_TASK INSTRUCTIONS_: Count lines with the string "Molotkova" in them. State the number alone.

_ENTRIES PROVIDED_:
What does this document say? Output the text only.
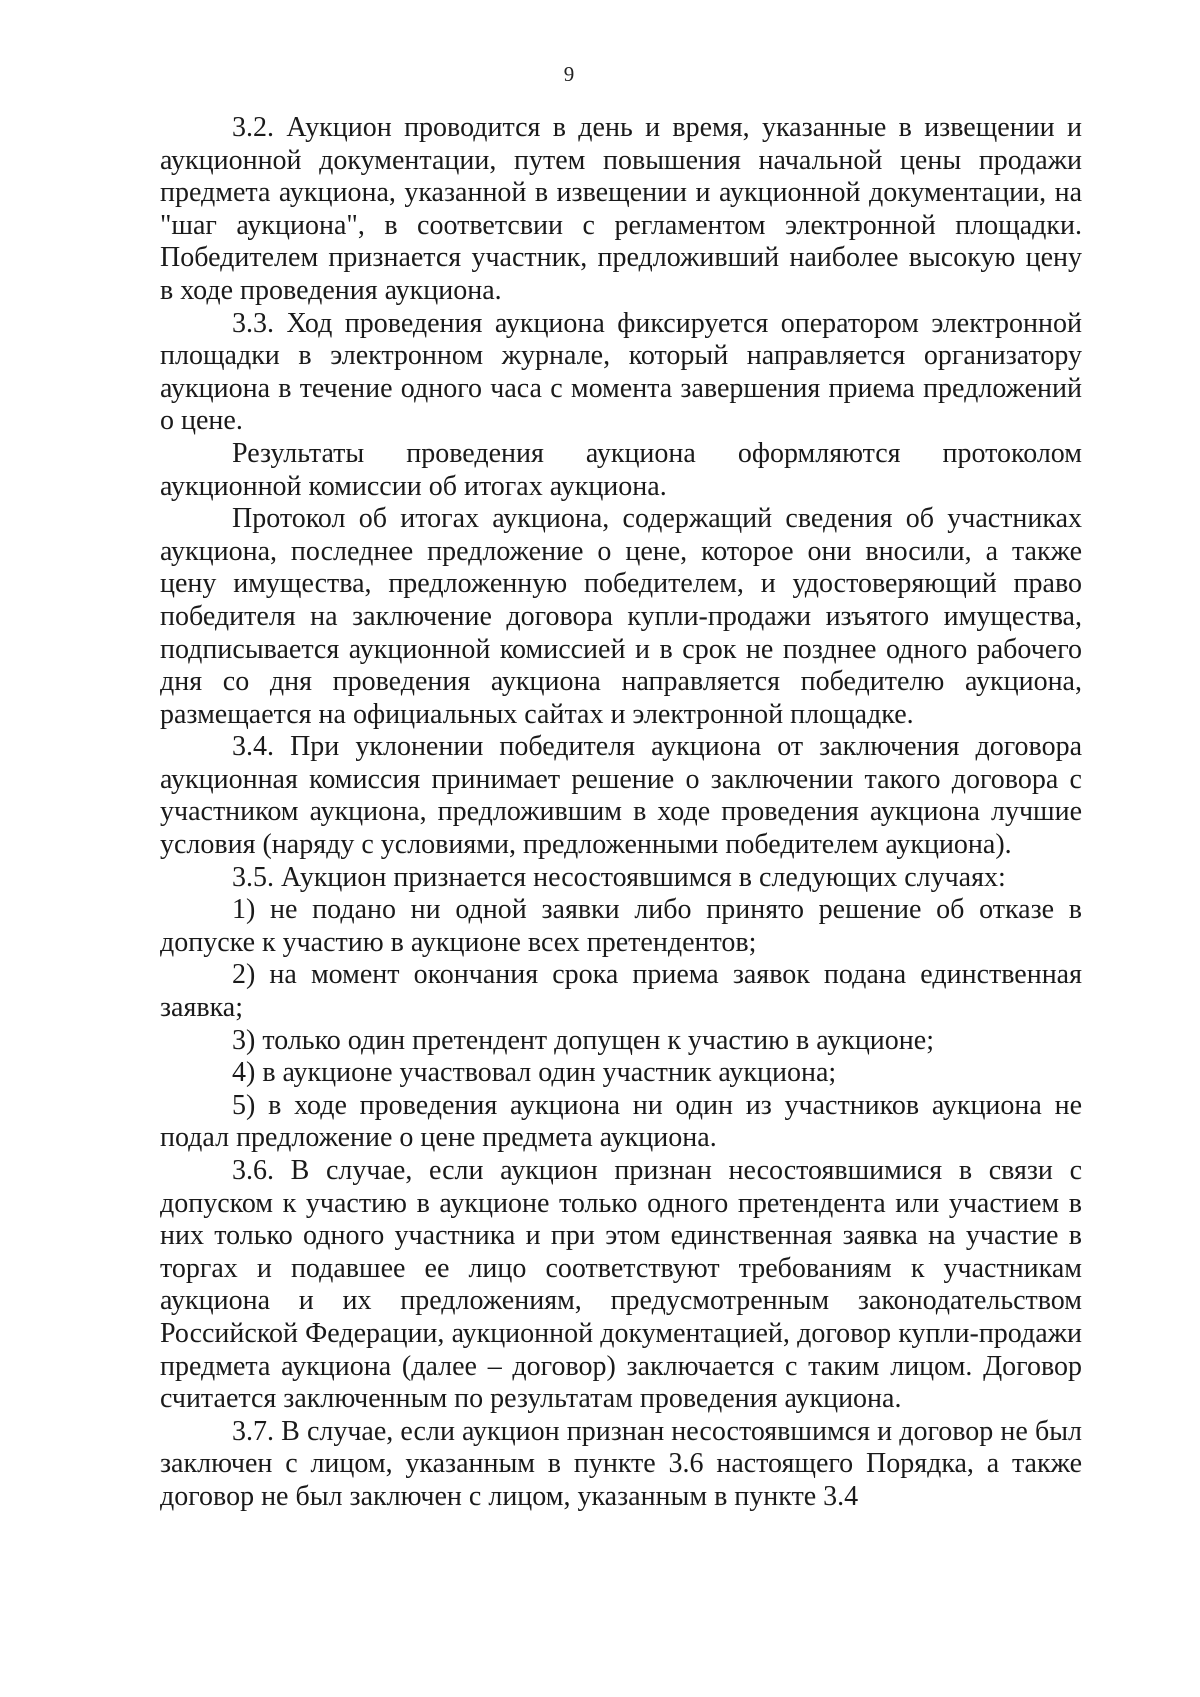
9

3.2. Аукцион проводится в день и время, указанные в извещении и аукционной документации, путем повышения начальной цены продажи предмета аукциона, указанной в извещении и аукционной документации, на "шаг аукциона", в соответсвии с регламентом электронной площадки. Победителем признается участник, предложивший наиболее высокую цену в ходе проведения аукциона.

3.3. Ход проведения аукциона фиксируется оператором электронной площадки в электронном журнале, который направляется организатору аукциона в течение одного часа с момента завершения приема предложений о цене.

Результаты проведения аукциона оформляются протоколом аукционной комиссии об итогах аукциона.

Протокол об итогах аукциона, содержащий сведения об участниках аукциона, последнее предложение о цене, которое они вносили, а также цену имущества, предложенную победителем, и удостоверяющий право победителя на заключение договора купли-продажи изъятого имущества, подписывается аукционной комиссией и в срок не позднее одного рабочего дня со дня проведения аукциона направляется победителю аукциона, размещается на официальных сайтах и электронной площадке.

3.4. При уклонении победителя аукциона от заключения договора аукционная комиссия принимает решение о заключении такого договора с участником аукциона, предложившим в ходе проведения аукциона лучшие условия (наряду с условиями, предложенными победителем аукциона).

3.5. Аукцион признается несостоявшимся в следующих случаях:

1) не подано ни одной заявки либо принято решение об отказе в допуске к участию в аукционе всех претендентов;

2) на момент окончания срока приема заявок подана единственная заявка;

3) только один претендент допущен к участию в аукционе;

4) в аукционе участвовал один участник аукциона;

5) в ходе проведения аукциона ни один из участников аукциона не подал предложение о цене предмета аукциона.

3.6. В случае, если аукцион признан несостоявшимися в связи с допуском к участию в аукционе только одного претендента или участием в них только одного участника и при этом единственная заявка на участие в торгах и подавшее ее лицо соответствуют требованиям к участникам аукциона и их предложениям, предусмотренным законодательством Российской Федерации, аукционной документацией, договор купли-продажи предмета аукциона (далее – договор) заключается с таким лицом. Договор считается заключенным по результатам проведения аукциона.

3.7. В случае, если аукцион признан несостоявшимся и договор не был заключен с лицом, указанным в пункте 3.6 настоящего Порядка, а также договор не был заключен с лицом, указанным в пункте 3.4
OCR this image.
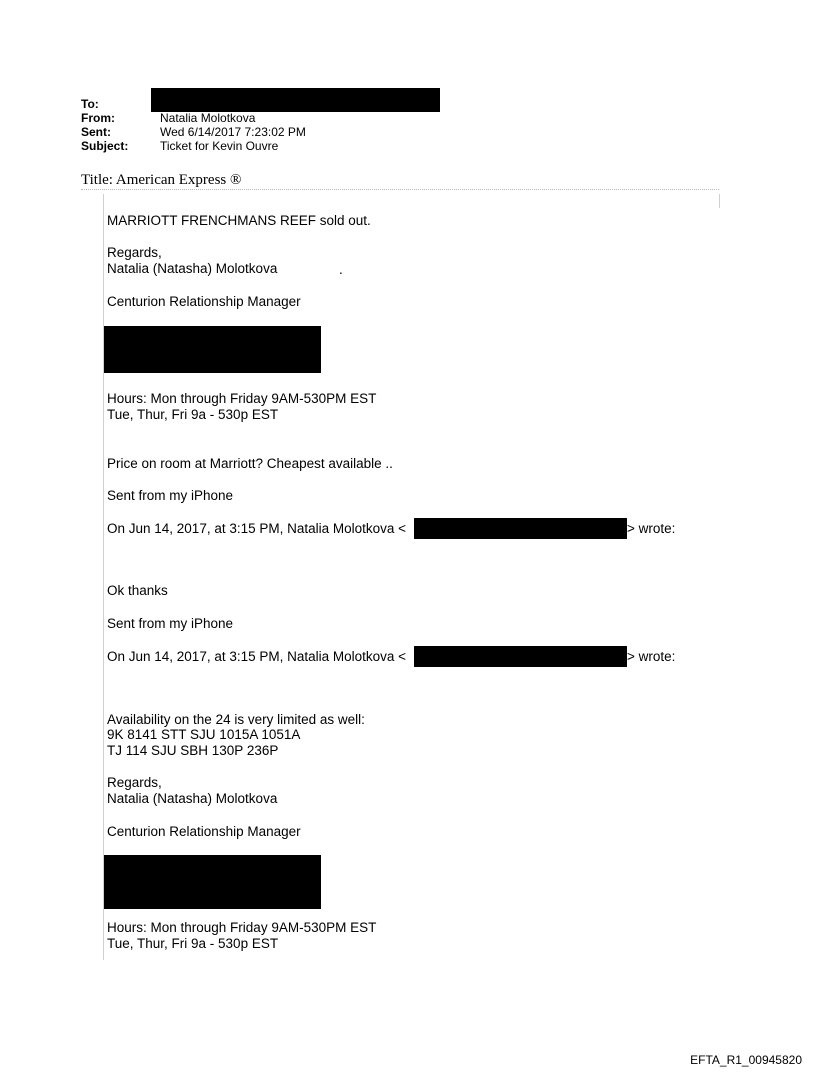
To:
From:	Natalia Molotkova
Sent:	Wed 6/14/2017 7:23:02 PM
Subject:	Ticket for Kevin Ouvre
Title: American Express ®
MARRIOTT FRENCHMANS REEF sold out.
Regards,
Natalia (Natasha) Molotkova	.
Centurion Relationship Manager
Hours: Mon through Friday 9AM-530PM EST
Tue, Thur, Fri 9a - 530p EST
Price on room at Marriott? Cheapest available ..
Sent from my iPhone
On Jun 14, 2017, at 3:15 PM, Natalia Molotkova <	> wrote:
Ok thanks
Sent from my iPhone
On Jun 14, 2017, at 3:15 PM, Natalia Molotkova <	> wrote:
Availability on the 24 is very limited as well:
9K 8141 STT SJU 1015A 1051A
TJ 114 SJU SBH 130P 236P
Regards,
Natalia (Natasha) Molotkova
Centurion Relationship Manager
Hours: Mon through Friday 9AM-530PM EST
Tue, Thur, Fri 9a - 530p EST
EFTA_R1_00945820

_TASK RESULT_: 5